- Records for processing:
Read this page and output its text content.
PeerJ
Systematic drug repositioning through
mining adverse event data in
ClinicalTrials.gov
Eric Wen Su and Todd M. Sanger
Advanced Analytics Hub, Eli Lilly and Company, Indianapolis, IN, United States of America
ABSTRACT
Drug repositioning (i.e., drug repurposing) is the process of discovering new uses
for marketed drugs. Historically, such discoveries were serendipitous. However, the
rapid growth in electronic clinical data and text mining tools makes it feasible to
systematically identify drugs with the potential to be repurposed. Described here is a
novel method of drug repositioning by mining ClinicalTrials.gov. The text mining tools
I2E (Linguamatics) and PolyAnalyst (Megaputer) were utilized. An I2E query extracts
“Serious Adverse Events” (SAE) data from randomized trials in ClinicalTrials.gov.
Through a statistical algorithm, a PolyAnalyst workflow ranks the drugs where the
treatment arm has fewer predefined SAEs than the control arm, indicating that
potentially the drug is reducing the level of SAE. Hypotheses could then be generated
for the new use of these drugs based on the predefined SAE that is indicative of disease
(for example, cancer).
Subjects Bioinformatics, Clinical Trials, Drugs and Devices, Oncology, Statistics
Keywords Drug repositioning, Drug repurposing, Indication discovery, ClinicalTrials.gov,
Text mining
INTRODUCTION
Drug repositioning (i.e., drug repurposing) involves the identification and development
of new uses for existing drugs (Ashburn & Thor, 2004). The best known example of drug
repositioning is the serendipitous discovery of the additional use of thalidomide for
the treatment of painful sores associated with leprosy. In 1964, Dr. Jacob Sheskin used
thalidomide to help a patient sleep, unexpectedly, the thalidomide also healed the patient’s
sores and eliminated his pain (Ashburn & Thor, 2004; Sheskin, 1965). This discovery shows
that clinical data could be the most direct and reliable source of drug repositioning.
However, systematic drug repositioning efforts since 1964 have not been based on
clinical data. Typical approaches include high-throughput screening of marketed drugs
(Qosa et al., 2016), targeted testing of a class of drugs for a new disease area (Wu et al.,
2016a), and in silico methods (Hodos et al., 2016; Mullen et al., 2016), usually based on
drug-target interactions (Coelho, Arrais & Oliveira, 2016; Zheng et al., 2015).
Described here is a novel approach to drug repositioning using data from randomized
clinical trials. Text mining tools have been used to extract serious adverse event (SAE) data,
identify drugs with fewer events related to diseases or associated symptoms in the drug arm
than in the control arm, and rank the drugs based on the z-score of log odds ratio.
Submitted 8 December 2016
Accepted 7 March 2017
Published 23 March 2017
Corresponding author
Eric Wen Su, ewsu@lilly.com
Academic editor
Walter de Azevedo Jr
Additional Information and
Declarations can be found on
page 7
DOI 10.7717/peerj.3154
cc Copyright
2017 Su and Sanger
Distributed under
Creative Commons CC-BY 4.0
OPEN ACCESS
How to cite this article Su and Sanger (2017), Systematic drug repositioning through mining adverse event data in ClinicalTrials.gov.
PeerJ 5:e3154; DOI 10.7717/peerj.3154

- Written problem: Reproduce every line above without error.

- Task result:
Read this page and output its text content.
PeerJ
Systematic drug repositioning through
mining adverse event data in
ClinicalTrials.gov
Eric Wen Su and Todd M. Sanger
Advanced Analytics Hub, Eli Lilly and Company, Indianapolis, IN, United States of America
ABSTRACT
Drug repositioning (i.e., drug repurposing) is the process of discovering new uses
for marketed drugs. Historically, such discoveries were serendipitous. However, the
rapid growth in electronic clinical data and text mining tools makes it feasible to
systematically identify drugs with the potential to be repurposed. Described here is a
novel method of drug repositioning by mining ClinicalTrials.gov. The text mining tools
I2E (Linguamatics) and PolyAnalyst (Megaputer) were utilized. An I2E query extracts
“Serious Adverse Events” (SAE) data from randomized trials in ClinicalTrials.gov.
Through a statistical algorithm, a PolyAnalyst workflow ranks the drugs where the
treatment arm has fewer predefined SAEs than the control arm, indicating that
potentially the drug is reducing the level of SAE. Hypotheses could then be generated
for the new use of these drugs based on the predefined SAE that is indicative of disease
(for example, cancer).
Subjects Bioinformatics, Clinical Trials, Drugs and Devices, Oncology, Statistics
Keywords Drug repositioning, Drug repurposing, Indication discovery, ClinicalTrials.gov,
Text mining
INTRODUCTION
Drug repositioning (i.e., drug repurposing) involves the identification and development
of new uses for existing drugs (Ashburn & Thor, 2004). The best known example of drug
repositioning is the serendipitous discovery of the additional use of thalidomide for
the treatment of painful sores associated with leprosy. In 1964, Dr. Jacob Sheskin used
thalidomide to help a patient sleep, unexpectedly, the thalidomide also healed the patient’s
sores and eliminated his pain (Ashburn & Thor, 2004; Sheskin, 1965). This discovery shows
that clinical data could be the most direct and reliable source of drug repositioning.
However, systematic drug repositioning efforts since 1964 have not been based on
clinical data. Typical approaches include high-throughput screening of marketed drugs
(Qosa et al., 2016), targeted testing of a class of drugs for a new disease area (Wu et al.,
2016a), and in silico methods (Hodos et al., 2016; Mullen et al., 2016), usually based on
drug-target interactions (Coelho, Arrais & Oliveira, 2016; Zheng et al., 2015).
Described here is a novel approach to drug repositioning using data from randomized
clinical trials. Text mining tools have been used to extract serious adverse event (SAE) data,
identify drugs with fewer events related to diseases or associated symptoms in the drug arm
than in the control arm, and rank the drugs based on the z-score of log odds ratio.
Submitted 8 December 2016
Accepted 7 March 2017
Published 23 March 2017
Corresponding author
Eric Wen Su, ewsu@lilly.com
Academic editor
Walter de Azevedo Jr
Additional Information and
Declarations can be found on
page 7
DOI 10.7717/peerj.3154
cc Copyright
2017 Su and Sanger
Distributed under
Creative Commons CC-BY 4.0
OPEN ACCESS
How to cite this article Su and Sanger (2017), Systematic drug repositioning through mining adverse event data in ClinicalTrials.gov.
PeerJ 5:e3154; DOI 10.7717/peerj.3154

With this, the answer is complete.